# Dataset excerpts:
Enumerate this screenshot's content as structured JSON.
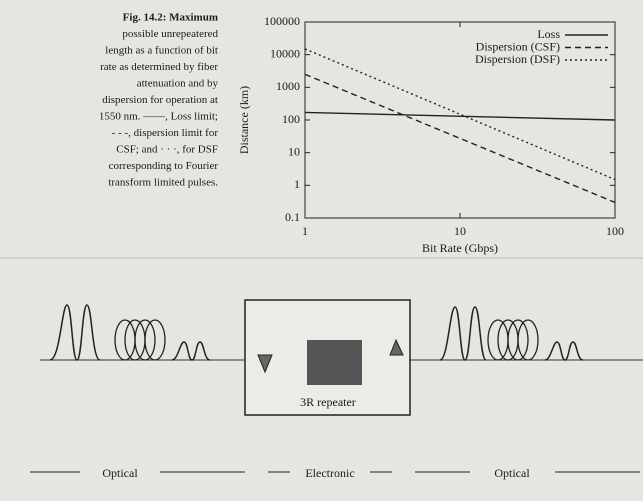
{
  "caption": {
    "lines": [
      "Fig. 14.2:  Maximum",
      "possible unrepeatered",
      "length as a function of bit",
      "rate as determined by fiber",
      "attenuation and by",
      "dispersion for operation at",
      "1550 nm. ——, Loss limit;",
      "- - -, dispersion limit for",
      "CSF; and · · ·, for DSF",
      "corresponding to Fourier",
      "transform limited pulses."
    ]
  },
  "chart_data": {
    "type": "line",
    "x": [
      1,
      100
    ],
    "series": [
      {
        "name": "Loss",
        "color": "#222222",
        "dash": "solid",
        "values": [
          170,
          100
        ]
      },
      {
        "name": "Dispersion (CSF)",
        "color": "#222222",
        "dash": "dashed",
        "values": [
          2500,
          0.3
        ]
      },
      {
        "name": "Dispersion (DSF)",
        "color": "#222222",
        "dash": "dotted",
        "values": [
          15000,
          1.5
        ]
      }
    ],
    "xlabel": "Bit Rate (Gbps)",
    "ylabel": "Distance (km)",
    "xlim": [
      1,
      100
    ],
    "ylim": [
      0.1,
      100000
    ],
    "xticks": [
      1,
      10,
      100
    ],
    "yticks": [
      0.1,
      1,
      10,
      100,
      1000,
      10000,
      100000
    ],
    "log_x": true,
    "log_y": true,
    "legend": "upper right"
  },
  "diagram": {
    "box_label": "3R repeater",
    "labels": [
      "Optical",
      "Electronic",
      "Optical"
    ]
  }
}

# Task directions:
Output the entries above exactly, without their pictures.

# Written solution:
Enumerate this screenshot's content as structured JSON.
{
  "caption": {
    "lines": [
      "Fig. 14.2:  Maximum",
      "possible unrepeatered",
      "length as a function of bit",
      "rate as determined by fiber",
      "attenuation and by",
      "dispersion for operation at",
      "1550 nm. ——, Loss limit;",
      "- - -, dispersion limit for",
      "CSF; and · · ·, for DSF",
      "corresponding to Fourier",
      "transform limited pulses."
    ]
  },
  "chart_data": {
    "type": "line",
    "x": [
      1,
      100
    ],
    "series": [
      {
        "name": "Loss",
        "color": "#222222",
        "dash": "solid",
        "values": [
          170,
          100
        ]
      },
      {
        "name": "Dispersion (CSF)",
        "color": "#222222",
        "dash": "dashed",
        "values": [
          2500,
          0.3
        ]
      },
      {
        "name": "Dispersion (DSF)",
        "color": "#222222",
        "dash": "dotted",
        "values": [
          15000,
          1.5
        ]
      }
    ],
    "xlabel": "Bit Rate (Gbps)",
    "ylabel": "Distance (km)",
    "xlim": [
      1,
      100
    ],
    "ylim": [
      0.1,
      100000
    ],
    "xticks": [
      1,
      10,
      100
    ],
    "yticks": [
      0.1,
      1,
      10,
      100,
      1000,
      10000,
      100000
    ],
    "log_x": true,
    "log_y": true,
    "legend": "upper right"
  },
  "diagram": {
    "box_label": "3R repeater",
    "labels": [
      "Optical",
      "Electronic",
      "Optical"
    ]
  }
}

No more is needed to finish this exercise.